REQUIRED WORK: Find all lines in the records that include the word "carbenium", and copy them out.

'''

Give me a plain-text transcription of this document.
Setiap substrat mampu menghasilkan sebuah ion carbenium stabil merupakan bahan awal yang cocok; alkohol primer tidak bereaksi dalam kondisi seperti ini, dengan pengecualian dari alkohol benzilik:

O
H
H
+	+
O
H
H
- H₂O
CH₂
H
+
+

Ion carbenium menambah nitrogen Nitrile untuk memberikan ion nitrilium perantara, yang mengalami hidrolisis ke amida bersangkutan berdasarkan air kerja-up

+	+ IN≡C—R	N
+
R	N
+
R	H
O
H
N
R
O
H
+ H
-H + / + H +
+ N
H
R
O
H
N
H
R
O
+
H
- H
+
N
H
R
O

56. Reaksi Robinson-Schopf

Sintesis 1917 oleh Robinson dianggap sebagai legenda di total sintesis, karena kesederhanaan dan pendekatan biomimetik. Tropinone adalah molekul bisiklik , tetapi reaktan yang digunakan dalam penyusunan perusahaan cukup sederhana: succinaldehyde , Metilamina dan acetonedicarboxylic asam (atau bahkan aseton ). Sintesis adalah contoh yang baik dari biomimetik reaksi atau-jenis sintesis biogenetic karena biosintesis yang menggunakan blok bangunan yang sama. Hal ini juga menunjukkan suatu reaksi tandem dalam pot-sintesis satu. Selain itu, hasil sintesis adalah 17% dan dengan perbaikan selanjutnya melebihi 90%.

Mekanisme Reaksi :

'''

ANSWER FOR THE TASK:
Setiap substrat mampu menghasilkan sebuah ion carbenium stabil merupakan bahan awal yang cocok; alkohol primer tidak bereaksi dalam kondisi seperti ini, dengan pengecualian dari alkohol benzilik:
Ion carbenium menambah nitrogen Nitrile untuk memberikan ion nitrilium perantara, yang mengalami hidrolisis ke amida bersangkutan berdasarkan air kerja-up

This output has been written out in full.